WHAT NEEDS TO BE DONE:
Find each line with the word "title" and copy it.

A run of records:
--------------------

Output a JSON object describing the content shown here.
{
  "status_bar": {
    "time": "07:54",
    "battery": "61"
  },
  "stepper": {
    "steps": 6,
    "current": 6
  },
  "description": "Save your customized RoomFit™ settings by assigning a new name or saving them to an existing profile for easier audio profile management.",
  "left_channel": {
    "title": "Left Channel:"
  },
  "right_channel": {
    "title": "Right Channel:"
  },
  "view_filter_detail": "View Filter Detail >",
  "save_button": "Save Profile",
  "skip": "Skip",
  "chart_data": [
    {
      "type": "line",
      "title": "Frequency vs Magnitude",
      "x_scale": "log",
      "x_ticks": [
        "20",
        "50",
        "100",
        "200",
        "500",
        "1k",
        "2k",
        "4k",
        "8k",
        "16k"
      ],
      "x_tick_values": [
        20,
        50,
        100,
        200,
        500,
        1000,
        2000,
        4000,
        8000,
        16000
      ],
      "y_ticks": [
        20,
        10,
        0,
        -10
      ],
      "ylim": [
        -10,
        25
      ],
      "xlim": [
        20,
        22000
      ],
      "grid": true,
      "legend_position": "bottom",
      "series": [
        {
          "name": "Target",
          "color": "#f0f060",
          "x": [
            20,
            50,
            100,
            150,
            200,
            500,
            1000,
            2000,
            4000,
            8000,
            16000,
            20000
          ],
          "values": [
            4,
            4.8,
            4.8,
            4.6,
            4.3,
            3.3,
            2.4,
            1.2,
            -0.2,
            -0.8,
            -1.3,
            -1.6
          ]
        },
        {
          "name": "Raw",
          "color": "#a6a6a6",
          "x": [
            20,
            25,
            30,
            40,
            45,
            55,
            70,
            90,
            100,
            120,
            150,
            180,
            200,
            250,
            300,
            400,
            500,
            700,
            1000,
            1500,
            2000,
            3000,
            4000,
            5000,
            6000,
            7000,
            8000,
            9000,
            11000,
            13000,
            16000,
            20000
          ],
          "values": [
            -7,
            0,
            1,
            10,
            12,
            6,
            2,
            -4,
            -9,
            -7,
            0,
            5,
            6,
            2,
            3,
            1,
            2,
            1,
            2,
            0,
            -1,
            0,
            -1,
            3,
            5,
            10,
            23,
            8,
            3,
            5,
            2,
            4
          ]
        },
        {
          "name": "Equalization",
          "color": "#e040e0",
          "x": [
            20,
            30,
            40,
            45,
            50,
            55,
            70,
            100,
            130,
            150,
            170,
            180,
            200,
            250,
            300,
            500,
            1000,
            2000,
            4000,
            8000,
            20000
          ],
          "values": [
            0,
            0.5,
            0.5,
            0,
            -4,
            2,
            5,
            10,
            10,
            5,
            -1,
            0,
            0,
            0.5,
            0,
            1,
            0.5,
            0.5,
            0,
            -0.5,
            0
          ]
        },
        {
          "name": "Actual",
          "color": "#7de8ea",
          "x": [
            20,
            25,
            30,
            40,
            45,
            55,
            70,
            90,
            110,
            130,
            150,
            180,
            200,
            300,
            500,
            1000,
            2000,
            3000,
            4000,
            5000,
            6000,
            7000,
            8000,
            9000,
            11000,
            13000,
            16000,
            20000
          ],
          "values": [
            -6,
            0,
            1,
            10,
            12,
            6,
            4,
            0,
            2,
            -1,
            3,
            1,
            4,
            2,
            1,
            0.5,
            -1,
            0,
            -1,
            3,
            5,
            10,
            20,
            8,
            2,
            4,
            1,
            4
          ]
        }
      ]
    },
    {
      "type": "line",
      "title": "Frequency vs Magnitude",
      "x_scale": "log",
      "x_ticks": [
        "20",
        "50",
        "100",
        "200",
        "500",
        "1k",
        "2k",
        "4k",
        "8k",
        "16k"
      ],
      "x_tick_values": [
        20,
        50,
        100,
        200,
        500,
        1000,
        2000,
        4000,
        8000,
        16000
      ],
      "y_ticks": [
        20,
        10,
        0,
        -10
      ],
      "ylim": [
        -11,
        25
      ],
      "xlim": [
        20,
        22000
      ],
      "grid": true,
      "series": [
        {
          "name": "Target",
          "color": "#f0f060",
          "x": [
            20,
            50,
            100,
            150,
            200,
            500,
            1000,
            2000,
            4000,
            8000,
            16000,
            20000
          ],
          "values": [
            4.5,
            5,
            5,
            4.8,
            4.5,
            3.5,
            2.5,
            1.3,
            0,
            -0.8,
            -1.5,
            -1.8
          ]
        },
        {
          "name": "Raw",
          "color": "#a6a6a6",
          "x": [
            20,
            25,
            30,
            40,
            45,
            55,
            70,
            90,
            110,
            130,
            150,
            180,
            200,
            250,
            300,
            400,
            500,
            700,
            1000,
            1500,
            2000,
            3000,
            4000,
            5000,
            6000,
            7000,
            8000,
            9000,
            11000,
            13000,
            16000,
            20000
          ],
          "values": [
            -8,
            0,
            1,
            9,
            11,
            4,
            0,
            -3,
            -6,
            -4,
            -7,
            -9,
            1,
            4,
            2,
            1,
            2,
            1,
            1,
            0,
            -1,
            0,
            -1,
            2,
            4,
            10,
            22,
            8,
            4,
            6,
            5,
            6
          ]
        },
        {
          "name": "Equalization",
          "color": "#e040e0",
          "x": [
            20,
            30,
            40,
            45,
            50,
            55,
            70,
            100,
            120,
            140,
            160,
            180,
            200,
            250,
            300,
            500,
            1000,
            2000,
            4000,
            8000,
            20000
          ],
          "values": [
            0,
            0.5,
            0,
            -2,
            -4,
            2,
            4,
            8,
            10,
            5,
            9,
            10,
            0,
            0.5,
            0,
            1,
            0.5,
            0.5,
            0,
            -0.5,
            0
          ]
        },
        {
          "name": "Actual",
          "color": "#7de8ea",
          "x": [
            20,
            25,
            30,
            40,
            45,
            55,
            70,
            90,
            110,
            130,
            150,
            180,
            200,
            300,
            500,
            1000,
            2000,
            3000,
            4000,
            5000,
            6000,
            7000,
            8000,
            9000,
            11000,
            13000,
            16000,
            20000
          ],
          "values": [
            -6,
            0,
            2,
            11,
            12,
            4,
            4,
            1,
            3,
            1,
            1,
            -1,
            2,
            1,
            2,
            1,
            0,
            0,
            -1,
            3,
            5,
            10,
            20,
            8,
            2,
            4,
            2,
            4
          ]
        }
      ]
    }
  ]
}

--------------------

WRITTEN SOLUTION:
    "title": "Left Channel:"
    "title": "Right Channel:"
      "title": "Frequency vs Magnitude",
      "title": "Frequency vs Magnitude",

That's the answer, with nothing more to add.